──────── Task material ────────

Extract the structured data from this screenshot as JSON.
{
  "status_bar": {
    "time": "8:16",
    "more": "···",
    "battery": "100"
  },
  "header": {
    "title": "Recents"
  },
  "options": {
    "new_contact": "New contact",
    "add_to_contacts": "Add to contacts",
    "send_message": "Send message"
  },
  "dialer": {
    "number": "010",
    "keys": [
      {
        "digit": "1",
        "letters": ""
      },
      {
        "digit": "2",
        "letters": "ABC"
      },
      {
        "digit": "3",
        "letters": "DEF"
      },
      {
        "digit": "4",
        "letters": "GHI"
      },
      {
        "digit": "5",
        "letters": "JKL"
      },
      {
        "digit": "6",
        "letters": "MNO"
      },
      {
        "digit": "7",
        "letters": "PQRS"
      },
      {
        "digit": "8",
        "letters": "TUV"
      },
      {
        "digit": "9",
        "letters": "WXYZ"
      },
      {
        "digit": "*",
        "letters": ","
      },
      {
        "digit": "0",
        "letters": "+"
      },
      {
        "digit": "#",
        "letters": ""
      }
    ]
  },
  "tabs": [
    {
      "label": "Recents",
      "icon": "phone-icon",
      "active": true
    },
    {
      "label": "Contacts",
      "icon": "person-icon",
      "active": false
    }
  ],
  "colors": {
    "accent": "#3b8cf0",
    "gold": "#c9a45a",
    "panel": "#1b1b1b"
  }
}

────────

**Problem to solve:** Within the material above, find the lines that contain the word "digit"; copy them.

**Correct response:**
        "digit": "1",
        "digit": "2",
        "digit": "3",
        "digit": "4",
        "digit": "5",
        "digit": "6",
        "digit": "7",
        "digit": "8",
        "digit": "9",
        "digit": "*",
        "digit": "0",
        "digit": "#",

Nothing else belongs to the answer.